-- The problem --
Repeat each line word for word.
## Start The data
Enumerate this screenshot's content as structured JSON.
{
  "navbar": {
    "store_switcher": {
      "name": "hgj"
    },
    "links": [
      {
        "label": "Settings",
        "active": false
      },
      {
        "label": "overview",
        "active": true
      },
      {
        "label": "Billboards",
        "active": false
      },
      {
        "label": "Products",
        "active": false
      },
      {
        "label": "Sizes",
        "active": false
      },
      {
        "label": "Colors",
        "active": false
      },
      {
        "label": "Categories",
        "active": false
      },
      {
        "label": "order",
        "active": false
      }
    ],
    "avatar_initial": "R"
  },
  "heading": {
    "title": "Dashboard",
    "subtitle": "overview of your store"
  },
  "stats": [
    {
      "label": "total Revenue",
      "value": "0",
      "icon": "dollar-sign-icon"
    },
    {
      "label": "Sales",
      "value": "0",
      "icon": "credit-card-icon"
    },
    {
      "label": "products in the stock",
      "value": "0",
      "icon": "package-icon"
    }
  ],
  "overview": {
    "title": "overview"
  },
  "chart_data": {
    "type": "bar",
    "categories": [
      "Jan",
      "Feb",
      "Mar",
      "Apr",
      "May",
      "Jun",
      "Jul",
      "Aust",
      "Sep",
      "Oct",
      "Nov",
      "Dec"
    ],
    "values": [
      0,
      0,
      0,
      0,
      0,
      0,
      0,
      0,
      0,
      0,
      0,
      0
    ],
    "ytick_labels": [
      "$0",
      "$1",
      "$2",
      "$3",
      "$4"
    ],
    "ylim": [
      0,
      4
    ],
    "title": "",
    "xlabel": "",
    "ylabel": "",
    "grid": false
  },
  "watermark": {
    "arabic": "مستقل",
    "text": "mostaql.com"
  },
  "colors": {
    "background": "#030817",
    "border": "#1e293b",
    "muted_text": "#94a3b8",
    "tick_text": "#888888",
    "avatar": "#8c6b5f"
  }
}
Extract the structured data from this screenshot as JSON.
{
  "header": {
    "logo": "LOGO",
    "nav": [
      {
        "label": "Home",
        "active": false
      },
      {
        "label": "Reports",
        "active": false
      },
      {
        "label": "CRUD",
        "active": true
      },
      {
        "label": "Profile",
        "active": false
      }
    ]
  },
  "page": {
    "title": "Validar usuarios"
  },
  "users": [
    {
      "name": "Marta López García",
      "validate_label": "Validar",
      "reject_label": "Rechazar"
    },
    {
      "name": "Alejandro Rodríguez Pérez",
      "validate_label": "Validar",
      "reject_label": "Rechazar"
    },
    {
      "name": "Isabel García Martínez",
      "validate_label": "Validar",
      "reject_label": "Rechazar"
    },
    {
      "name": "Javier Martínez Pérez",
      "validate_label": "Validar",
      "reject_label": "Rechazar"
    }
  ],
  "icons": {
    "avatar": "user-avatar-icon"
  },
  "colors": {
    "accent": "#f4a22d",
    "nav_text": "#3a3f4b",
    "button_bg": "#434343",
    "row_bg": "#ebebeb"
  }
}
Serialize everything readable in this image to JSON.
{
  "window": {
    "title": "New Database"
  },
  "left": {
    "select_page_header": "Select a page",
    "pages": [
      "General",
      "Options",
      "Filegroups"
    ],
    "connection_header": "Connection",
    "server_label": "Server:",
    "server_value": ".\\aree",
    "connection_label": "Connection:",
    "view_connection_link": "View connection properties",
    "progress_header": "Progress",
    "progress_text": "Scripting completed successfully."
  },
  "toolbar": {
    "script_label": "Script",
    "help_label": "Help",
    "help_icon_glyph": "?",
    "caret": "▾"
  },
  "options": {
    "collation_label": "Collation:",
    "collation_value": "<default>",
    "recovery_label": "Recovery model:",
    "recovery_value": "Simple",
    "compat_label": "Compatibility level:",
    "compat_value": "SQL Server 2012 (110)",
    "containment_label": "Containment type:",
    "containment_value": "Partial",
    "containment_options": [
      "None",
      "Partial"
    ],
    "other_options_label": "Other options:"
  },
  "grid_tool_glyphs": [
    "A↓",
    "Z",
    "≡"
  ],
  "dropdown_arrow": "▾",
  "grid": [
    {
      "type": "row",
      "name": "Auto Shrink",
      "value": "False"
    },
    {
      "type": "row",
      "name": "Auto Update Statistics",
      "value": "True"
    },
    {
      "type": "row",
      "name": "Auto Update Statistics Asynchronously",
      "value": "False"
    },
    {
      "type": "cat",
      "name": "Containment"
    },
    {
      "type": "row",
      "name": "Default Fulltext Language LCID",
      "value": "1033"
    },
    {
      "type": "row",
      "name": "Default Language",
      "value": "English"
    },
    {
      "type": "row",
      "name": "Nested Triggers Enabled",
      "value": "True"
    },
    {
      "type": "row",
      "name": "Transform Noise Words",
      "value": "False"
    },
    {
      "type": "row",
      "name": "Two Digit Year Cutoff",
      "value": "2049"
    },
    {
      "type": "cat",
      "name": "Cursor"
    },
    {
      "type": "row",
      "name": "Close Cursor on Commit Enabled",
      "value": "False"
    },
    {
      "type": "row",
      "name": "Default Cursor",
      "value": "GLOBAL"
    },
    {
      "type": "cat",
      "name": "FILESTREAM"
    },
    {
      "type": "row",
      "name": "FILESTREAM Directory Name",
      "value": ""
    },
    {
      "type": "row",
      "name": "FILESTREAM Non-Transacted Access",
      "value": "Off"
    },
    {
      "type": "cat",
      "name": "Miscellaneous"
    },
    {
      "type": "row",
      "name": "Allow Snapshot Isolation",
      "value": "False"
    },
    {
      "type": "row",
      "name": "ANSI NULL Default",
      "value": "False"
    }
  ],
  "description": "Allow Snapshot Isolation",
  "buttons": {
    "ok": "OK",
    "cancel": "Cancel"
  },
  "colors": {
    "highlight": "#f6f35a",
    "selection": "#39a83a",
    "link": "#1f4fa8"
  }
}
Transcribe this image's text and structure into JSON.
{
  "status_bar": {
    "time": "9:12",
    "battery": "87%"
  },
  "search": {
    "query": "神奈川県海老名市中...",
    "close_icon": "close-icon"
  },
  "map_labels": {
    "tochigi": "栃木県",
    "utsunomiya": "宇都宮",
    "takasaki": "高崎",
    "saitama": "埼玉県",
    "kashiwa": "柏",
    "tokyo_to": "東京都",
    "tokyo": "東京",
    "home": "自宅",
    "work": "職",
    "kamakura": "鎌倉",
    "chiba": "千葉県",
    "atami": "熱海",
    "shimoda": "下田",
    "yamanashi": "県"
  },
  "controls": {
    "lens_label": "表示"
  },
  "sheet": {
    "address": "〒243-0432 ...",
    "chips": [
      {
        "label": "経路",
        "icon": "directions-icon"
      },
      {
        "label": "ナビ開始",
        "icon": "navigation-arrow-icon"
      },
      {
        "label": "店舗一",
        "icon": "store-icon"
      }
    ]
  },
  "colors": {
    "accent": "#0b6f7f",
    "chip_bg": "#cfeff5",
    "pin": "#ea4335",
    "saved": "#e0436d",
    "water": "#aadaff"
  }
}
## End The data
-- Task output --
Enumerate this screenshot's content as structured JSON.
{
  "navbar": {
    "store_switcher": {
      "name": "hgj"
    },
    "links": [
      {
        "label": "Settings",
        "active": false
      },
      {
        "label": "overview",
        "active": true
      },
      {
        "label": "Billboards",
        "active": false
      },
      {
        "label": "Products",
        "active": false
      },
      {
        "label": "Sizes",
        "active": false
      },
      {
        "label": "Colors",
        "active": false
      },
      {
        "label": "Categories",
        "active": false
      },
      {
        "label": "order",
        "active": false
      }
    ],
    "avatar_initial": "R"
  },
  "heading": {
    "title": "Dashboard",
    "subtitle": "overview of your store"
  },
  "stats": [
    {
      "label": "total Revenue",
      "value": "0",
      "icon": "dollar-sign-icon"
    },
    {
      "label": "Sales",
      "value": "0",
      "icon": "credit-card-icon"
    },
    {
      "label": "products in the stock",
      "value": "0",
      "icon": "package-icon"
    }
  ],
  "overview": {
    "title": "overview"
  },
  "chart_data": {
    "type": "bar",
    "categories": [
      "Jan",
      "Feb",
      "Mar",
      "Apr",
      "May",
      "Jun",
      "Jul",
      "Aust",
      "Sep",
      "Oct",
      "Nov",
      "Dec"
    ],
    "values": [
      0,
      0,
      0,
      0,
      0,
      0,
      0,
      0,
      0,
      0,
      0,
      0
    ],
    "ytick_labels": [
      "$0",
      "$1",
      "$2",
      "$3",
      "$4"
    ],
    "ylim": [
      0,
      4
    ],
    "title": "",
    "xlabel": "",
    "ylabel": "",
    "grid": false
  },
  "watermark": {
    "arabic": "مستقل",
    "text": "mostaql.com"
  },
  "colors": {
    "background": "#030817",
    "border": "#1e293b",
    "muted_text": "#94a3b8",
    "tick_text": "#888888",
    "avatar": "#8c6b5f"
  }
}
Extract the structured data from this screenshot as JSON.
{
  "header": {
    "logo": "LOGO",
    "nav": [
      {
        "label": "Home",
        "active": false
      },
      {
        "label": "Reports",
        "active": false
      },
      {
        "label": "CRUD",
        "active": true
      },
      {
        "label": "Profile",
        "active": false
      }
    ]
  },
  "page": {
    "title": "Validar usuarios"
  },
  "users": [
    {
      "name": "Marta López García",
      "validate_label": "Validar",
      "reject_label": "Rechazar"
    },
    {
      "name": "Alejandro Rodríguez Pérez",
      "validate_label": "Validar",
      "reject_label": "Rechazar"
    },
    {
      "name": "Isabel García Martínez",
      "validate_label": "Validar",
      "reject_label": "Rechazar"
    },
    {
      "name": "Javier Martínez Pérez",
      "validate_label": "Validar",
      "reject_label": "Rechazar"
    }
  ],
  "icons": {
    "avatar": "user-avatar-icon"
  },
  "colors": {
    "accent": "#f4a22d",
    "nav_text": "#3a3f4b",
    "button_bg": "#434343",
    "row_bg": "#ebebeb"
  }
}
Serialize everything readable in this image to JSON.
{
  "window": {
    "title": "New Database"
  },
  "left": {
    "select_page_header": "Select a page",
    "pages": [
      "General",
      "Options",
      "Filegroups"
    ],
    "connection_header": "Connection",
    "server_label": "Server:",
    "server_value": ".\\aree",
    "connection_label": "Connection:",
    "view_connection_link": "View connection properties",
    "progress_header": "Progress",
    "progress_text": "Scripting completed successfully."
  },
  "toolbar": {
    "script_label": "Script",
    "help_label": "Help",
    "help_icon_glyph": "?",
    "caret": "▾"
  },
  "options": {
    "collation_label": "Collation:",
    "collation_value": "<default>",
    "recovery_label": "Recovery model:",
    "recovery_value": "Simple",
    "compat_label": "Compatibility level:",
    "compat_value": "SQL Server 2012 (110)",
    "containment_label": "Containment type:",
    "containment_value": "Partial",
    "containment_options": [
      "None",
      "Partial"
    ],
    "other_options_label": "Other options:"
  },
  "grid_tool_glyphs": [
    "A↓",
    "Z",
    "≡"
  ],
  "dropdown_arrow": "▾",
  "grid": [
    {
      "type": "row",
      "name": "Auto Shrink",
      "value": "False"
    },
    {
      "type": "row",
      "name": "Auto Update Statistics",
      "value": "True"
    },
    {
      "type": "row",
      "name": "Auto Update Statistics Asynchronously",
      "value": "False"
    },
    {
      "type": "cat",
      "name": "Containment"
    },
    {
      "type": "row",
      "name": "Default Fulltext Language LCID",
      "value": "1033"
    },
    {
      "type": "row",
      "name": "Default Language",
      "value": "English"
    },
    {
      "type": "row",
      "name": "Nested Triggers Enabled",
      "value": "True"
    },
    {
      "type": "row",
      "name": "Transform Noise Words",
      "value": "False"
    },
    {
      "type": "row",
      "name": "Two Digit Year Cutoff",
      "value": "2049"
    },
    {
      "type": "cat",
      "name": "Cursor"
    },
    {
      "type": "row",
      "name": "Close Cursor on Commit Enabled",
      "value": "False"
    },
    {
      "type": "row",
      "name": "Default Cursor",
      "value": "GLOBAL"
    },
    {
      "type": "cat",
      "name": "FILESTREAM"
    },
    {
      "type": "row",
      "name": "FILESTREAM Directory Name",
      "value": ""
    },
    {
      "type": "row",
      "name": "FILESTREAM Non-Transacted Access",
      "value": "Off"
    },
    {
      "type": "cat",
      "name": "Miscellaneous"
    },
    {
      "type": "row",
      "name": "Allow Snapshot Isolation",
      "value": "False"
    },
    {
      "type": "row",
      "name": "ANSI NULL Default",
      "value": "False"
    }
  ],
  "description": "Allow Snapshot Isolation",
  "buttons": {
    "ok": "OK",
    "cancel": "Cancel"
  },
  "colors": {
    "highlight": "#f6f35a",
    "selection": "#39a83a",
    "link": "#1f4fa8"
  }
}
Transcribe this image's text and structure into JSON.
{
  "status_bar": {
    "time": "9:12",
    "battery": "87%"
  },
  "search": {
    "query": "神奈川県海老名市中...",
    "close_icon": "close-icon"
  },
  "map_labels": {
    "tochigi": "栃木県",
    "utsunomiya": "宇都宮",
    "takasaki": "高崎",
    "saitama": "埼玉県",
    "kashiwa": "柏",
    "tokyo_to": "東京都",
    "tokyo": "東京",
    "home": "自宅",
    "work": "職",
    "kamakura": "鎌倉",
    "chiba": "千葉県",
    "atami": "熱海",
    "shimoda": "下田",
    "yamanashi": "県"
  },
  "controls": {
    "lens_label": "表示"
  },
  "sheet": {
    "address": "〒243-0432 ...",
    "chips": [
      {
        "label": "経路",
        "icon": "directions-icon"
      },
      {
        "label": "ナビ開始",
        "icon": "navigation-arrow-icon"
      },
      {
        "label": "店舗一",
        "icon": "store-icon"
      }
    ]
  },
  "colors": {
    "accent": "#0b6f7f",
    "chip_bg": "#cfeff5",
    "pin": "#ea4335",
    "saved": "#e0436d",
    "water": "#aadaff"
  }
}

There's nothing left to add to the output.